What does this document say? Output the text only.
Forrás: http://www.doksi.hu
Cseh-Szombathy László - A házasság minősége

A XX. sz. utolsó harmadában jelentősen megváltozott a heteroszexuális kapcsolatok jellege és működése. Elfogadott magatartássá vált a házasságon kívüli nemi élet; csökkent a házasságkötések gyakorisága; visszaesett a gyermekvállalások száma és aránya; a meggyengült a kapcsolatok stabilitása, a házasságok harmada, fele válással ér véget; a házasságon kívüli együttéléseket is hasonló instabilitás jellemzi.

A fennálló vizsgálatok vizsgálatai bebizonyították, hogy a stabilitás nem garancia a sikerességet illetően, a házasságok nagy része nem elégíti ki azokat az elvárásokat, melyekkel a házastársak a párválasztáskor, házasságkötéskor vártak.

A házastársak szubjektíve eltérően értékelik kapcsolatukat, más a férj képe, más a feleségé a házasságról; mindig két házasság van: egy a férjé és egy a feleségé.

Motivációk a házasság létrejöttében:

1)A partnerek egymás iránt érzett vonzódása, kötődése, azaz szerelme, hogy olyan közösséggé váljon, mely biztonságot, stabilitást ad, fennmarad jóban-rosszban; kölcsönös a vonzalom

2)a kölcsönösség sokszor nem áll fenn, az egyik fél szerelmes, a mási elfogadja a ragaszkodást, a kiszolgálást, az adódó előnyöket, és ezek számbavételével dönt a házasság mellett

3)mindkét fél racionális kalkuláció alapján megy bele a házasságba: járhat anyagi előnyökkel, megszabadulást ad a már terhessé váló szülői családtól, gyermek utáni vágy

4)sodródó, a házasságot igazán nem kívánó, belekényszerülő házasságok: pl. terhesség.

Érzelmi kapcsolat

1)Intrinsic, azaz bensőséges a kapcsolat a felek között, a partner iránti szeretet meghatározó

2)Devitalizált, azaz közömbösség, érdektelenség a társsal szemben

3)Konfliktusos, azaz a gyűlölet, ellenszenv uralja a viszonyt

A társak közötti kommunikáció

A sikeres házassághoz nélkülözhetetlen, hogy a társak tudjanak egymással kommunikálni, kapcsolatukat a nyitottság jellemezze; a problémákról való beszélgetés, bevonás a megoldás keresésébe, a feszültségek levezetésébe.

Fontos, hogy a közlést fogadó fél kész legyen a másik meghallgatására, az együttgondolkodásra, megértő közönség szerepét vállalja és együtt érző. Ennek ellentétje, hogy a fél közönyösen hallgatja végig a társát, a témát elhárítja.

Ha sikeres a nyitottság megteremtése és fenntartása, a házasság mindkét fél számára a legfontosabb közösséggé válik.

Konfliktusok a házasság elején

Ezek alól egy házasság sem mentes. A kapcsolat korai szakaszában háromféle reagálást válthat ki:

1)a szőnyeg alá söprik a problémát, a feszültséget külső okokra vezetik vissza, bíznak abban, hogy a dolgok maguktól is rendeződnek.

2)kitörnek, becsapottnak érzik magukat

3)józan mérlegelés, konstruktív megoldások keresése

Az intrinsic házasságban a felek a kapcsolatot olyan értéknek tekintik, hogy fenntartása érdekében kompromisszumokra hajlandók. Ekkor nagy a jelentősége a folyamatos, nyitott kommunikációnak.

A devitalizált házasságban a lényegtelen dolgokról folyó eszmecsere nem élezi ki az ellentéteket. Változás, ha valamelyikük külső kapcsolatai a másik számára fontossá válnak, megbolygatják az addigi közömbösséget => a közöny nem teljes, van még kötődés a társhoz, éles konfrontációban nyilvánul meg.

_Aim_
Copy out every line of the listing that contains the string "házasságok".

_Right answer_
A XX. sz. utolsó harmadában jelentősen megváltozott a heteroszexuális kapcsolatok jellege és működése. Elfogadott magatartássá vált a házasságon kívüli nemi élet; csökkent a házasságkötések gyakorisága; visszaesett a gyermekvállalások száma és aránya; a meggyengült a kapcsolatok stabilitása, a házasságok harmada, fele válással ér véget; a házasságon kívüli együttéléseket is hasonló instabilitás jellemzi.
A fennálló vizsgálatok vizsgálatai bebizonyították, hogy a stabilitás nem garancia a sikerességet illetően, a házasságok nagy része nem elégíti ki azokat az elvárásokat, melyekkel a házastársak a párválasztáskor, házasságkötéskor vártak.
4)sodródó, a házasságot igazán nem kívánó, belekényszerülő házasságok: pl. terhesség.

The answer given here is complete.